▶ _To do_
In the data below, locate each line with the word "diciembre" and list it.

▶ _Recorded data_
((

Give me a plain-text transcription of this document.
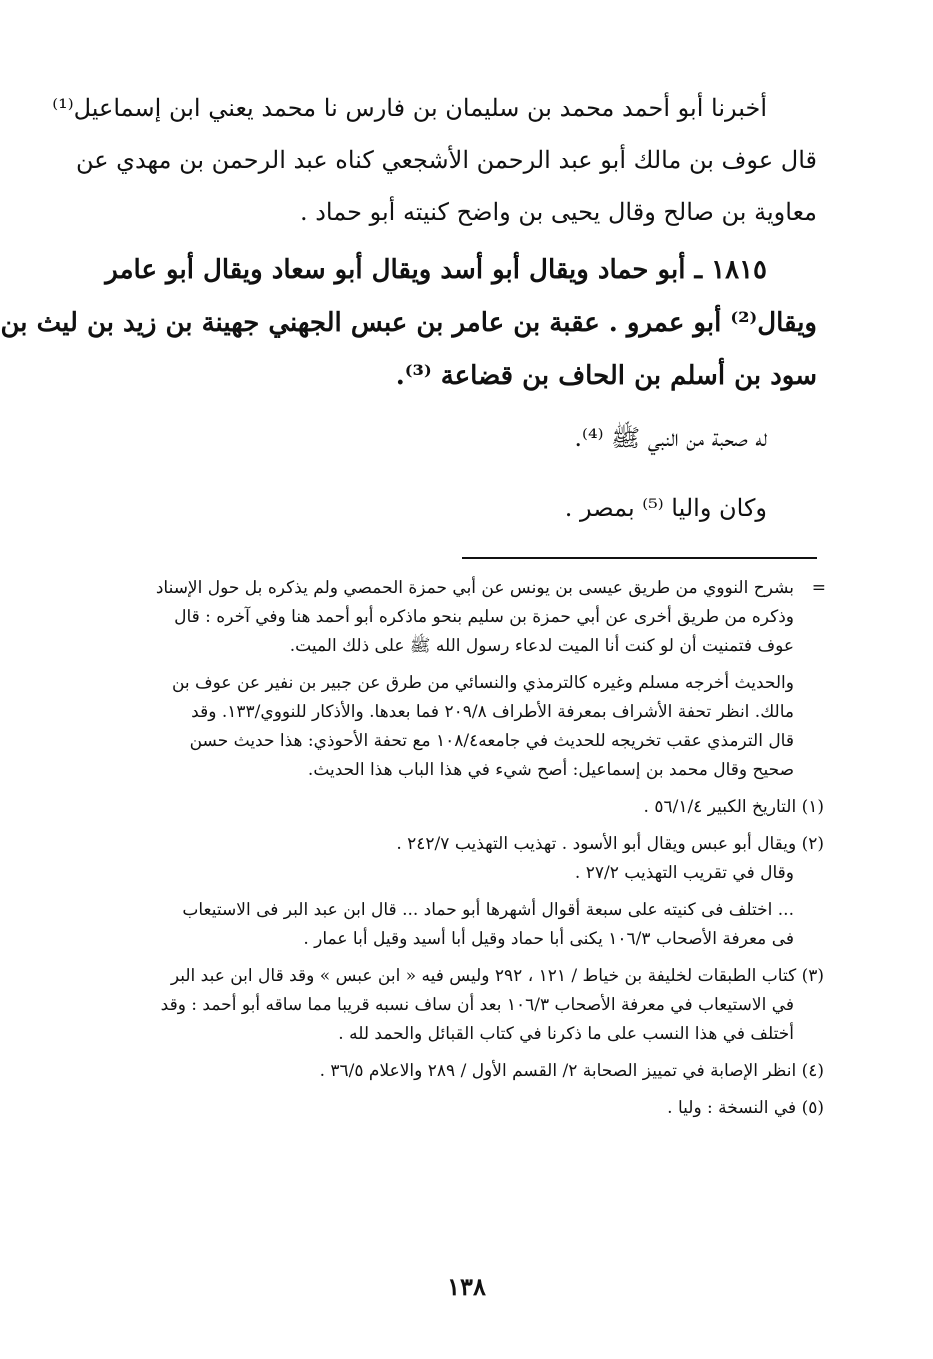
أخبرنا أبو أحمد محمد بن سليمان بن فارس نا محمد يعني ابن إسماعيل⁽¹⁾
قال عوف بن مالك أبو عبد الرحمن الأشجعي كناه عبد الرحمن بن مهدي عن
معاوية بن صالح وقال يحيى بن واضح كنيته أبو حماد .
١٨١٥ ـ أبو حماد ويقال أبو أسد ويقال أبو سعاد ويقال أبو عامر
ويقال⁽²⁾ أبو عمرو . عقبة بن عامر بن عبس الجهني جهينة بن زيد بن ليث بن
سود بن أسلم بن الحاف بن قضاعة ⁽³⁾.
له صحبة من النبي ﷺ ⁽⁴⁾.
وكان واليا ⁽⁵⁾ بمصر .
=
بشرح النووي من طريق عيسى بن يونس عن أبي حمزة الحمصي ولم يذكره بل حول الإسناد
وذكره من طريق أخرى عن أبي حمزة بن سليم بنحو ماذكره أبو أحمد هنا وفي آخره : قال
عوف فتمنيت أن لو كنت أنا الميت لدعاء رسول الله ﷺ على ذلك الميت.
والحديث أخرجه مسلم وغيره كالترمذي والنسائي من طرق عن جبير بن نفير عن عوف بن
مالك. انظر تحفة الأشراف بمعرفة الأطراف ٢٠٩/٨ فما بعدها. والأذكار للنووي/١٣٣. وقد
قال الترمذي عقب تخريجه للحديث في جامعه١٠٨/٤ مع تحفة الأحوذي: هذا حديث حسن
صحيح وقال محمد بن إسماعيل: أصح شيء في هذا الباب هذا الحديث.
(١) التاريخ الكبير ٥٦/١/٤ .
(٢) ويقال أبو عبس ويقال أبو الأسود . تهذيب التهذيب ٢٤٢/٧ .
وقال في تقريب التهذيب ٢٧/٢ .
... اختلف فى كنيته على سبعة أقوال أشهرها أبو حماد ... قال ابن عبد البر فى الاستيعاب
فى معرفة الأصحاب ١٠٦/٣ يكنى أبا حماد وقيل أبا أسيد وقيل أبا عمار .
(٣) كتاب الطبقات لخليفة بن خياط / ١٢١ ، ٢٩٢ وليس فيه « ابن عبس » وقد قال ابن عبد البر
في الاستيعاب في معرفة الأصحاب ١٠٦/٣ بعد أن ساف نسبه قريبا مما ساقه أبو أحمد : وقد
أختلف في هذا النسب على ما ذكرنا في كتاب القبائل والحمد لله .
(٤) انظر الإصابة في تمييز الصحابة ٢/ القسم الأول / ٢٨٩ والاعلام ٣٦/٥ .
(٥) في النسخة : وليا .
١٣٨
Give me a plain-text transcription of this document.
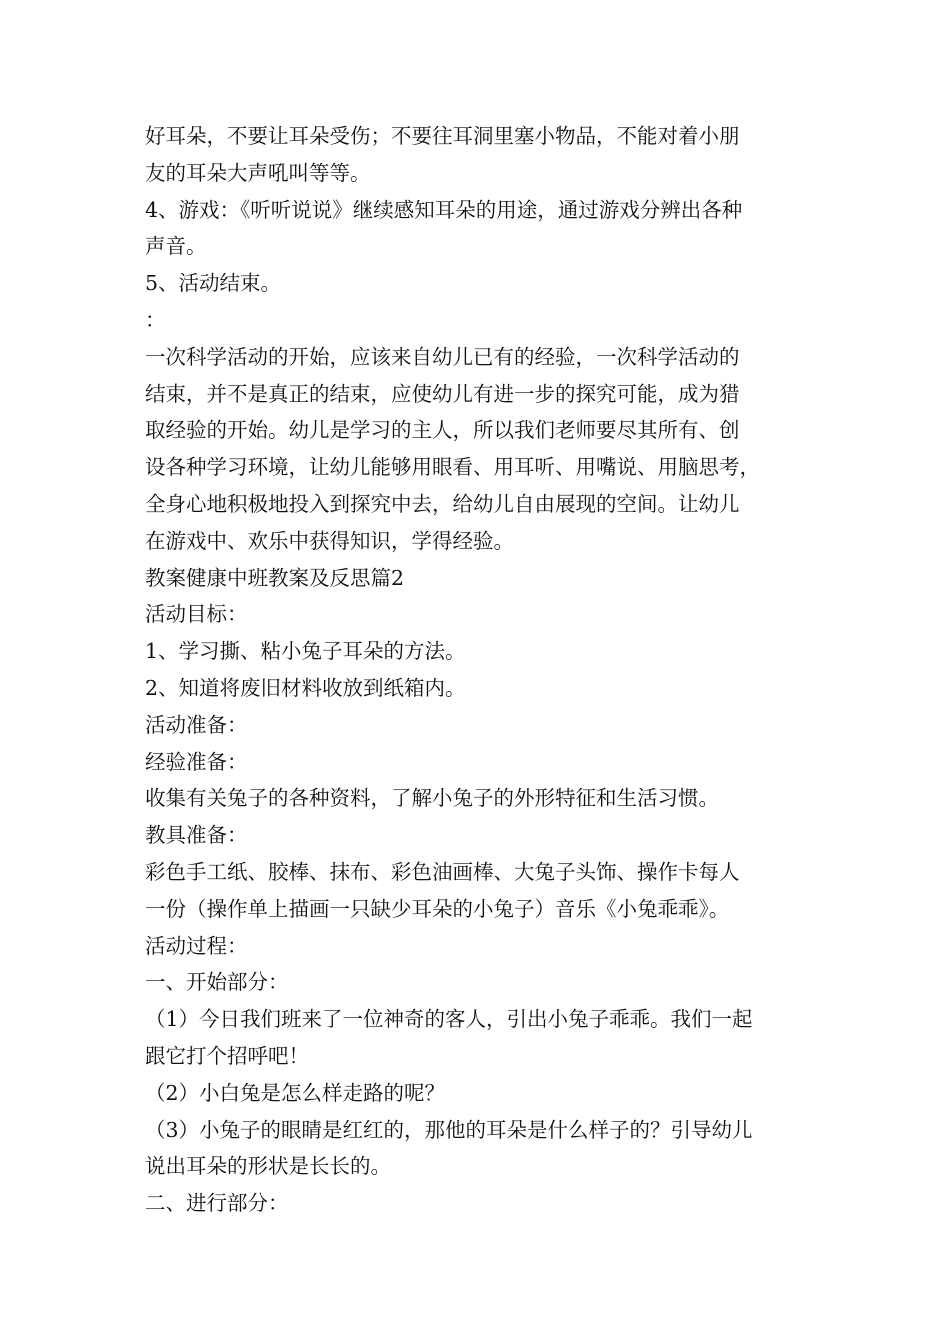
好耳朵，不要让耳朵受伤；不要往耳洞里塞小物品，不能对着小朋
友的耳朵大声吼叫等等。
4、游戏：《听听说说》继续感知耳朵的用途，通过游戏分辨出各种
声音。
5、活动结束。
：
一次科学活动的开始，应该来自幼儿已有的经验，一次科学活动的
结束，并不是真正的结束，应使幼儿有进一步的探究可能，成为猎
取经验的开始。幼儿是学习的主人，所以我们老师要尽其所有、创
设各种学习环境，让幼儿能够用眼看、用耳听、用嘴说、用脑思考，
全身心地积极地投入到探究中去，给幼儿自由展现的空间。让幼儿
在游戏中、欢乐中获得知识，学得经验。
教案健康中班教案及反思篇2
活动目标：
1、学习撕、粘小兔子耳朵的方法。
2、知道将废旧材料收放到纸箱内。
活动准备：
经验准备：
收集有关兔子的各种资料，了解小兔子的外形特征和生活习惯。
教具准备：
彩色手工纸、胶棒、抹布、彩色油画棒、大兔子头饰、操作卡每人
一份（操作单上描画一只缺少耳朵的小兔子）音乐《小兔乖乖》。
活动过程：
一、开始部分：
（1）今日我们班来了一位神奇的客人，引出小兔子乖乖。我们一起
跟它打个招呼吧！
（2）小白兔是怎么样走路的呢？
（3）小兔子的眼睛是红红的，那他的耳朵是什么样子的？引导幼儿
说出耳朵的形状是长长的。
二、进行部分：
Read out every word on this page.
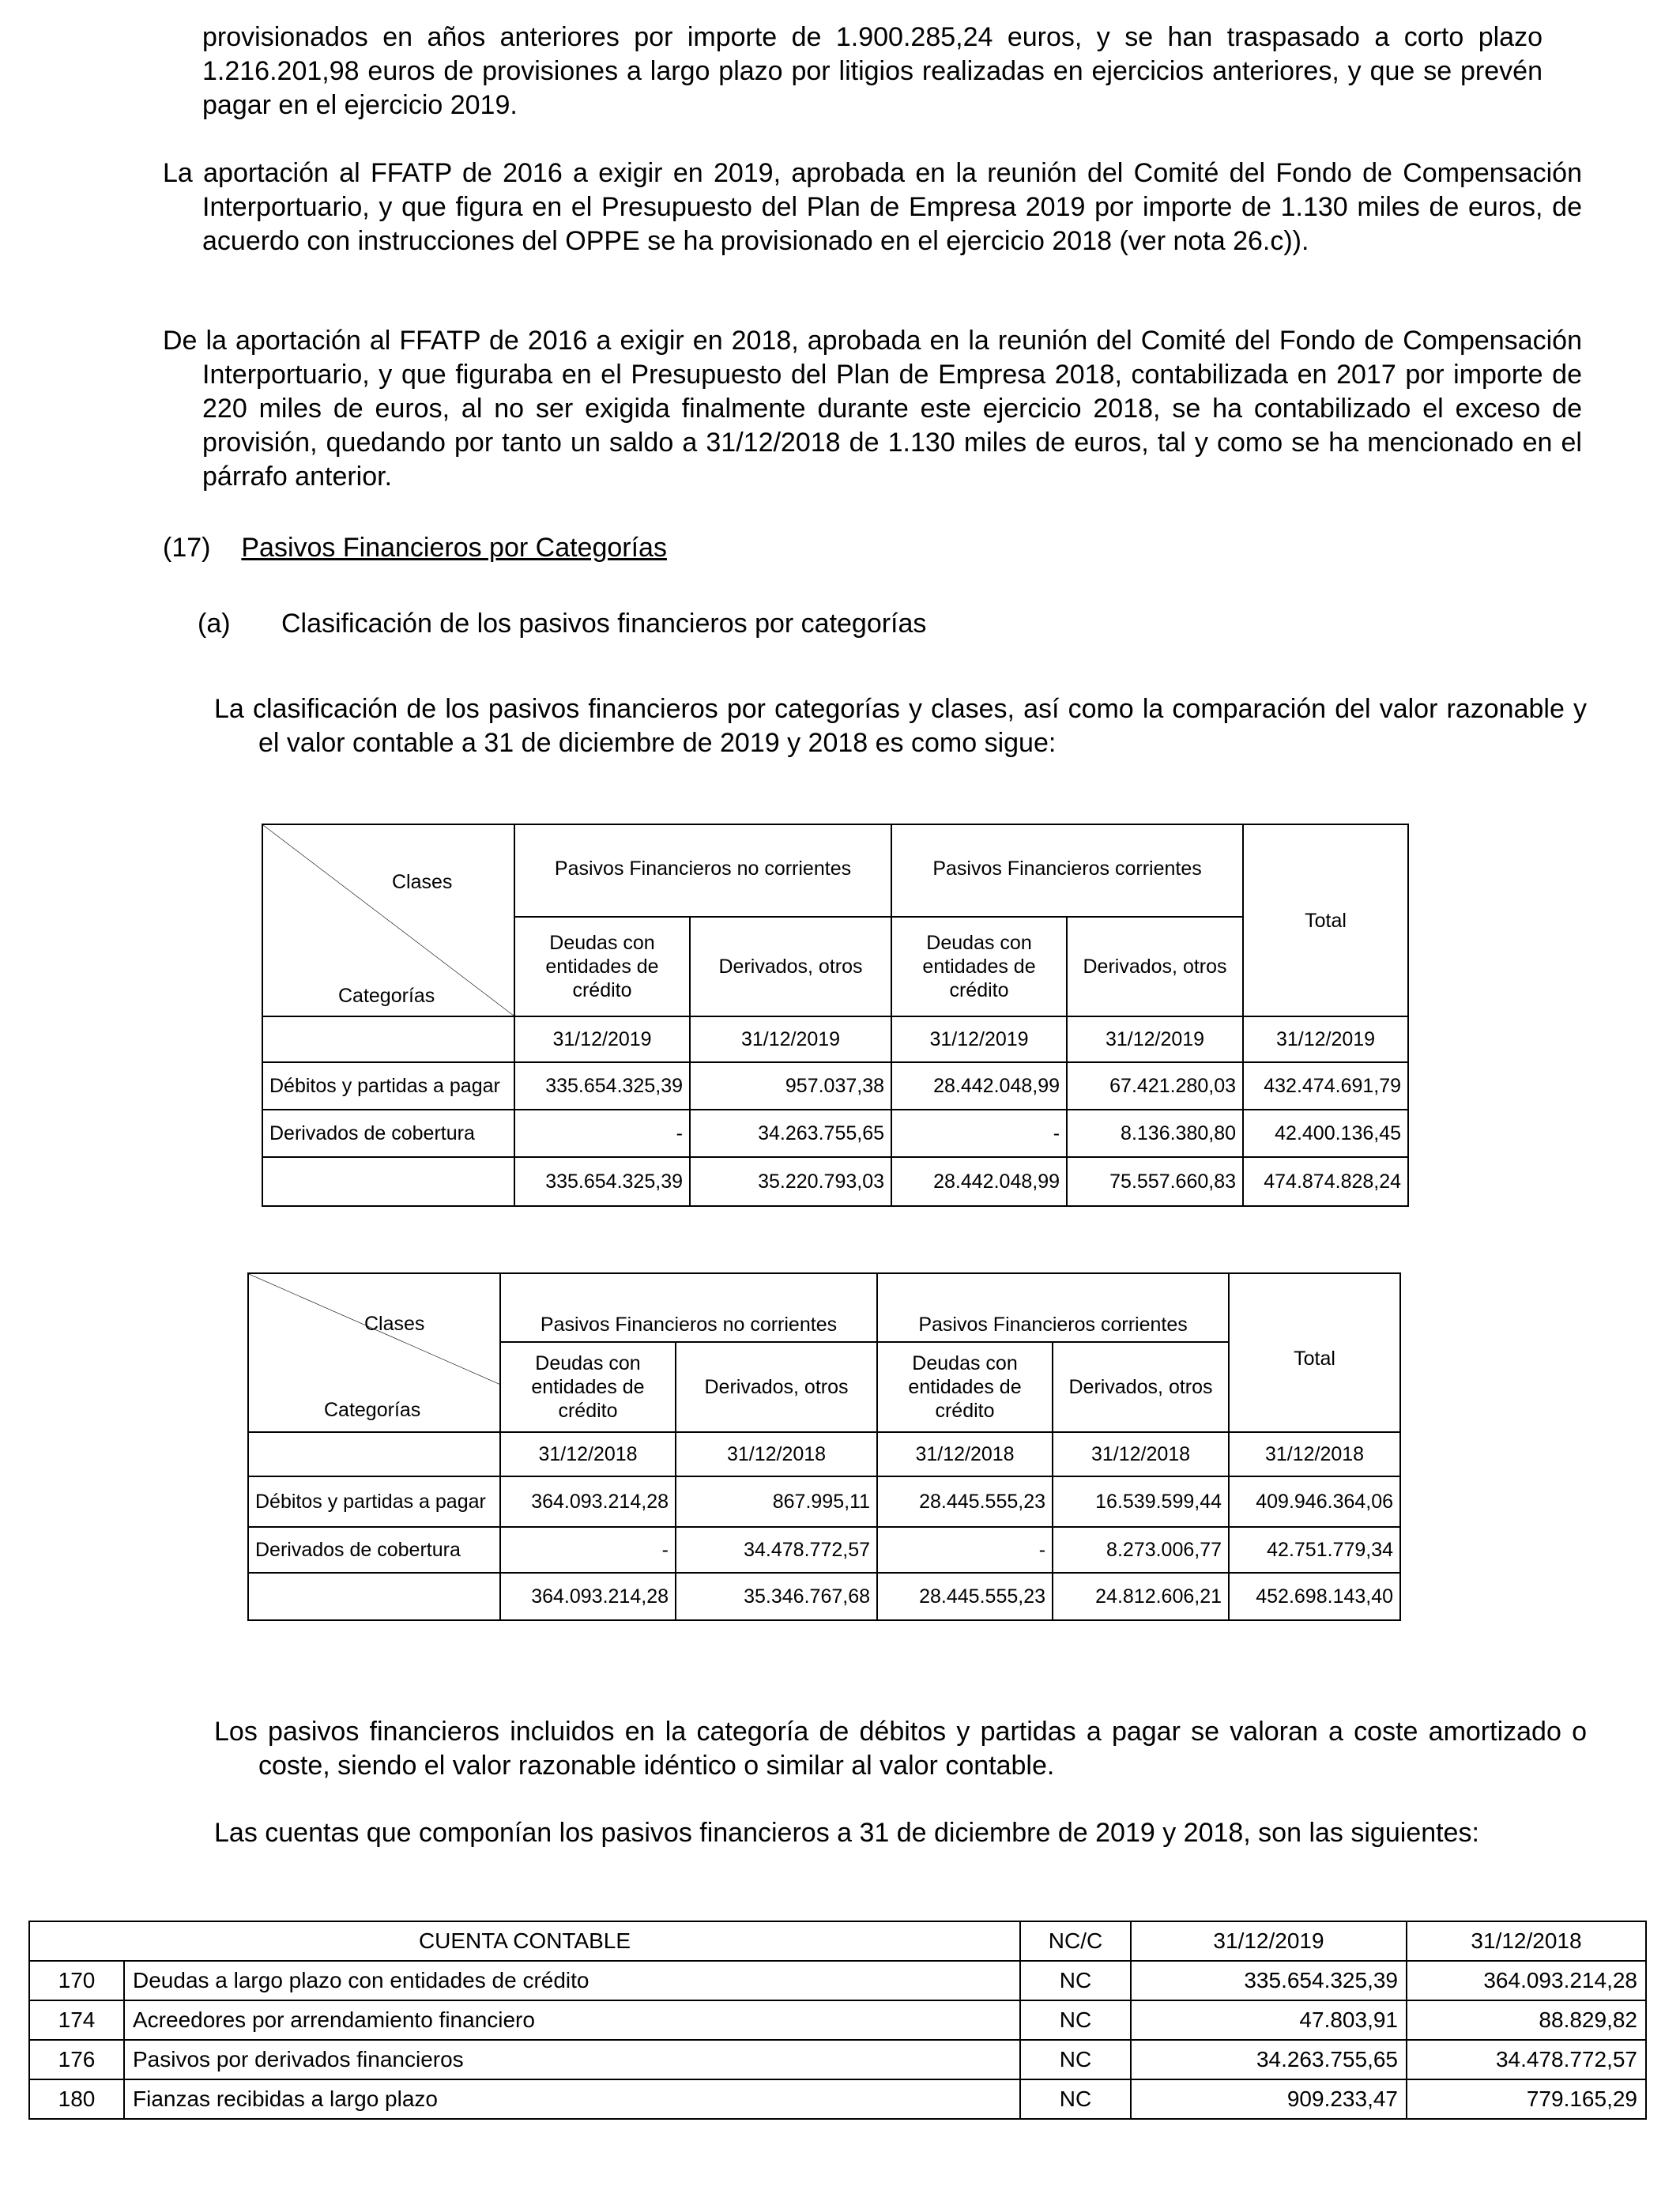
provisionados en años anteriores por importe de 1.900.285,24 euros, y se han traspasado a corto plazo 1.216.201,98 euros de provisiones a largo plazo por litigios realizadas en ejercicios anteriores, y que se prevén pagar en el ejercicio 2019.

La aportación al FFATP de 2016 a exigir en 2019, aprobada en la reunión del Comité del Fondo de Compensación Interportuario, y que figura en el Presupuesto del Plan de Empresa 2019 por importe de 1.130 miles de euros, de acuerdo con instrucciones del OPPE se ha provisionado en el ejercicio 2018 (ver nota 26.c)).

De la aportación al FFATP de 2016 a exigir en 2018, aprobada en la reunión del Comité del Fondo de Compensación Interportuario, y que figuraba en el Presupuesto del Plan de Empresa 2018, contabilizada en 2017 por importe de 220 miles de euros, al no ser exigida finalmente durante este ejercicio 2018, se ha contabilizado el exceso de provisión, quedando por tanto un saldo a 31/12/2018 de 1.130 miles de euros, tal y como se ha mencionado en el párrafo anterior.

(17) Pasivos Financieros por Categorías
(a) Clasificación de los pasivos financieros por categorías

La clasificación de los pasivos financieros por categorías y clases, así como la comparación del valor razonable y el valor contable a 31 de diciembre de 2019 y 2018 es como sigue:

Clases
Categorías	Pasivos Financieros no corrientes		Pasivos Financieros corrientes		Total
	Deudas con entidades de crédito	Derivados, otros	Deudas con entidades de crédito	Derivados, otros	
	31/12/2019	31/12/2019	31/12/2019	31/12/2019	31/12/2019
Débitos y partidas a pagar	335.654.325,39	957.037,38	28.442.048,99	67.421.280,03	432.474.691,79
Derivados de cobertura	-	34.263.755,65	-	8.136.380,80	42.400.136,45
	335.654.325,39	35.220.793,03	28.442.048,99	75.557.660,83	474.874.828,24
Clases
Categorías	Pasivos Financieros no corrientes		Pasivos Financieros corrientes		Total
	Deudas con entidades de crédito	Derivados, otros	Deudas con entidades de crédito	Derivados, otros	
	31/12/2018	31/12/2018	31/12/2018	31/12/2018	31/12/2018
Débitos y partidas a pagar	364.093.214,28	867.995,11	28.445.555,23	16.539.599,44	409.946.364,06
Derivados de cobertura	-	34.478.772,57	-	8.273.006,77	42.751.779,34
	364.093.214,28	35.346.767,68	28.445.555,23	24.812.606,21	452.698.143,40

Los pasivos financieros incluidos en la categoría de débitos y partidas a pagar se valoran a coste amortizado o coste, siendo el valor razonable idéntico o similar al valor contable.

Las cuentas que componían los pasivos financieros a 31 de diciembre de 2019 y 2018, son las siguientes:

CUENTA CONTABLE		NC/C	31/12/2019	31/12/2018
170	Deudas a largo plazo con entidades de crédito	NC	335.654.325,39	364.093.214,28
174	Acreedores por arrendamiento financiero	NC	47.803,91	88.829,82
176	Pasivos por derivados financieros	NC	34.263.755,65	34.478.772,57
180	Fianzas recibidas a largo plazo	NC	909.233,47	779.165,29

))

▶ _Result_
La clasificación de los pasivos financieros por categorías y clases, así como la comparación del valor razonable y el valor contable a 31 de diciembre de 2019 y 2018 es como sigue:
Las cuentas que componían los pasivos financieros a 31 de diciembre de 2019 y 2018, son las siguientes:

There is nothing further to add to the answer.